▶ **Information shown**
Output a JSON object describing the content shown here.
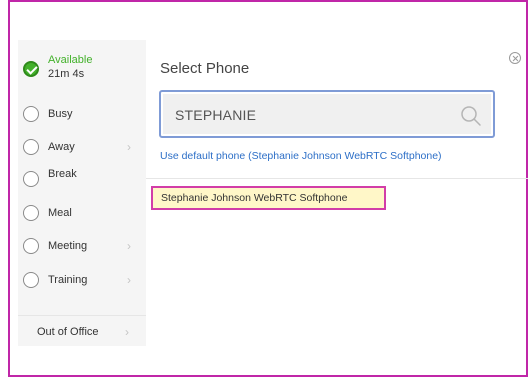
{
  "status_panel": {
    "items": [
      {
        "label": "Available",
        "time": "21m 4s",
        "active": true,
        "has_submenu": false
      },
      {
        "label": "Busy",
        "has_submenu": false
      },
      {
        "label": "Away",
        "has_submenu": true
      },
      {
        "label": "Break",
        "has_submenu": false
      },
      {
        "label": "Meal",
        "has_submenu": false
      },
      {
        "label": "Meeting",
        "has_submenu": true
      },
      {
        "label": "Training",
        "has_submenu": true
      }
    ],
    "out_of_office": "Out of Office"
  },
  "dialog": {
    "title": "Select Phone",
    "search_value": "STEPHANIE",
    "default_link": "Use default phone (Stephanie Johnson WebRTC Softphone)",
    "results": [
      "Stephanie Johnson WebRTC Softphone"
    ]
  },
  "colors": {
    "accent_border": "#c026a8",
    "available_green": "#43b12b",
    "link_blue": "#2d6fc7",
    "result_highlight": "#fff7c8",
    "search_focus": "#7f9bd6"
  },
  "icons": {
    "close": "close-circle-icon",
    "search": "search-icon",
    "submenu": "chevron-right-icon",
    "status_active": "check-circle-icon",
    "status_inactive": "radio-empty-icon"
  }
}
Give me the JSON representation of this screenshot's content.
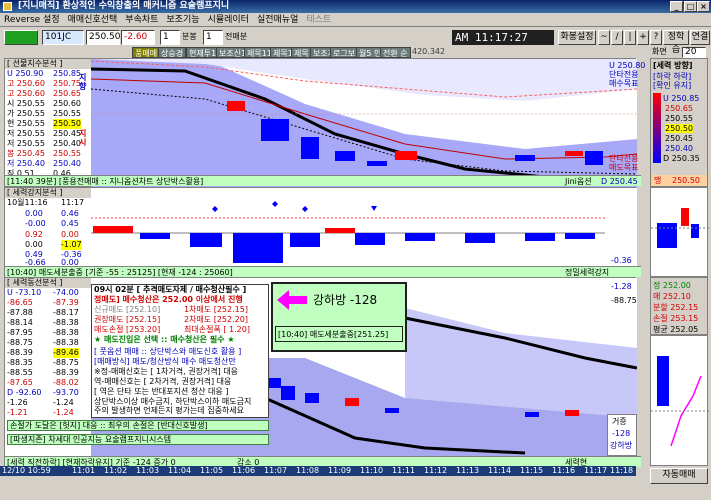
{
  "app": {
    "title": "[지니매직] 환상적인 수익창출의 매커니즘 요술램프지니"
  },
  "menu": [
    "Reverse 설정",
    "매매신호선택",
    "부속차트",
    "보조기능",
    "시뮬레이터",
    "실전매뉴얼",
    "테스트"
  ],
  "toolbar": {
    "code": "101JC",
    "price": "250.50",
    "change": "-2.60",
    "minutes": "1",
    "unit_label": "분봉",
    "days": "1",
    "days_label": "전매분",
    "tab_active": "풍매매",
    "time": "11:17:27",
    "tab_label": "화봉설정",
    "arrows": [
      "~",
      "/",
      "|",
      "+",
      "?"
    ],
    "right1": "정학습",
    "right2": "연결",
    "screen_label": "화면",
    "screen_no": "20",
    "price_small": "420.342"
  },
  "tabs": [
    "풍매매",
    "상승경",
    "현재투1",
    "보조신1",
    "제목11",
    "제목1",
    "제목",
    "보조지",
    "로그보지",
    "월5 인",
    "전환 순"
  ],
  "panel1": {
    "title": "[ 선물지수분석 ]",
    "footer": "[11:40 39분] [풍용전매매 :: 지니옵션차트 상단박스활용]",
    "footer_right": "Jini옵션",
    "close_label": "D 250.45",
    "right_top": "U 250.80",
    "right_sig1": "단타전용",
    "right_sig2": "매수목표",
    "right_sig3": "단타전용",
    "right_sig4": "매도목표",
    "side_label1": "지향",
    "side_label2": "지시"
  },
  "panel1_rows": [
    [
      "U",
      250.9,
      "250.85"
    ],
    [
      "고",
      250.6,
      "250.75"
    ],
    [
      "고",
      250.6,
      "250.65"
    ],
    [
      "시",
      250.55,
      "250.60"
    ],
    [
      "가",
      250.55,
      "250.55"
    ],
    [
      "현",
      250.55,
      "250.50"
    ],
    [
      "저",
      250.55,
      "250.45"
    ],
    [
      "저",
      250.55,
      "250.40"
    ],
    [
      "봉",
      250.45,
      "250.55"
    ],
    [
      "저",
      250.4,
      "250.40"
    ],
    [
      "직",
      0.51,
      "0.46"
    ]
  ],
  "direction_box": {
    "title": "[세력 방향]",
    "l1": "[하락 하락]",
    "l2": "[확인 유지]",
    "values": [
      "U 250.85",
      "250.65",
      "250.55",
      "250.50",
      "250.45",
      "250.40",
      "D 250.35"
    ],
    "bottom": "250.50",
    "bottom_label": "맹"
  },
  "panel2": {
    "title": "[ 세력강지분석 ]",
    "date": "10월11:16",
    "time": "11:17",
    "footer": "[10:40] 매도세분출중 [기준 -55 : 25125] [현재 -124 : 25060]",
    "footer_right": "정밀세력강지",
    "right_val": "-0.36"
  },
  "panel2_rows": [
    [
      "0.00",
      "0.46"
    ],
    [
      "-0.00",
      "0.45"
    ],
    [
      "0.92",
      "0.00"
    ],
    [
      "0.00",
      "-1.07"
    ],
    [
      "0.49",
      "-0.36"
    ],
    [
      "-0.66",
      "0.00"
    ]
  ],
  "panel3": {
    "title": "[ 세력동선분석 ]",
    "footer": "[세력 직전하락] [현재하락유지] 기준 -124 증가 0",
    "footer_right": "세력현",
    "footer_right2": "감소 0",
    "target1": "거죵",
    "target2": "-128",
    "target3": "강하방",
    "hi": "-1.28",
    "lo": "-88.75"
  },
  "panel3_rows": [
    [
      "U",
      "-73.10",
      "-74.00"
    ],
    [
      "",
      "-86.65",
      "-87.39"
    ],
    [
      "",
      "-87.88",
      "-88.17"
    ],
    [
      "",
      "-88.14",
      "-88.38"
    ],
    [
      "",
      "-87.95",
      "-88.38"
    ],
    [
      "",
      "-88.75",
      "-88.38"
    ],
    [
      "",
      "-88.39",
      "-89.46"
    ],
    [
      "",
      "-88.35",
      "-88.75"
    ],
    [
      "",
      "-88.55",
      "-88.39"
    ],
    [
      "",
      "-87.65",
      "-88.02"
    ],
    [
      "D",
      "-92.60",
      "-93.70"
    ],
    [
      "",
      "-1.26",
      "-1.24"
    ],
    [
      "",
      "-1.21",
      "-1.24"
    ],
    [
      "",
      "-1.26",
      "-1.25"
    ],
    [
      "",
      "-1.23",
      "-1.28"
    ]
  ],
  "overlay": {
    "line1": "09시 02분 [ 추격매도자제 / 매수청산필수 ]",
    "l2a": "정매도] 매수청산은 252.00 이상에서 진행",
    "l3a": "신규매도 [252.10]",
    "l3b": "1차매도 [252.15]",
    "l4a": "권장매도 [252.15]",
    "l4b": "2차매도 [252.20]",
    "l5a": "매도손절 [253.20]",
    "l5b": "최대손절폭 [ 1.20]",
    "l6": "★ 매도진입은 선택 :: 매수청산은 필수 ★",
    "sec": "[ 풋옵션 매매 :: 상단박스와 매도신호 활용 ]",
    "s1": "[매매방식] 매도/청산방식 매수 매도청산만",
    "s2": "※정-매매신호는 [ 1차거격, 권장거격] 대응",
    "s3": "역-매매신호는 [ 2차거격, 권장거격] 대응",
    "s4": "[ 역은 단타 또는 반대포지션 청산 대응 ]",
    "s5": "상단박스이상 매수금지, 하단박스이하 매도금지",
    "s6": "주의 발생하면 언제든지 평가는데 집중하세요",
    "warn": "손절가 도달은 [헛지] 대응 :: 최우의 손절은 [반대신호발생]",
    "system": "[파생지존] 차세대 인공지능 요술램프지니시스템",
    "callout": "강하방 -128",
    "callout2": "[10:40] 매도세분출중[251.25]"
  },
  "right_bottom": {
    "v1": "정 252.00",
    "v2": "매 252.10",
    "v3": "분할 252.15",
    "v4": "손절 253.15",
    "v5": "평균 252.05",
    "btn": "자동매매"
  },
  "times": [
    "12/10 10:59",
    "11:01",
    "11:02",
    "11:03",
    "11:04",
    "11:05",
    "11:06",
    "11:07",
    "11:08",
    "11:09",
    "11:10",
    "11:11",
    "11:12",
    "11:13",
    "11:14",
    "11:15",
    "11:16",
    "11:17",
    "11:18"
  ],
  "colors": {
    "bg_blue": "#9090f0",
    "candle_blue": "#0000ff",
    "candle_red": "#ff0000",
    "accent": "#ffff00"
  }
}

▶ **Task to carry out**
Gather up the lines containing the word "content" from these records and copy them.

▶ **Worked answer**
Output a JSON object describing the content shown here.
Give me the JSON representation of this screenshot's content.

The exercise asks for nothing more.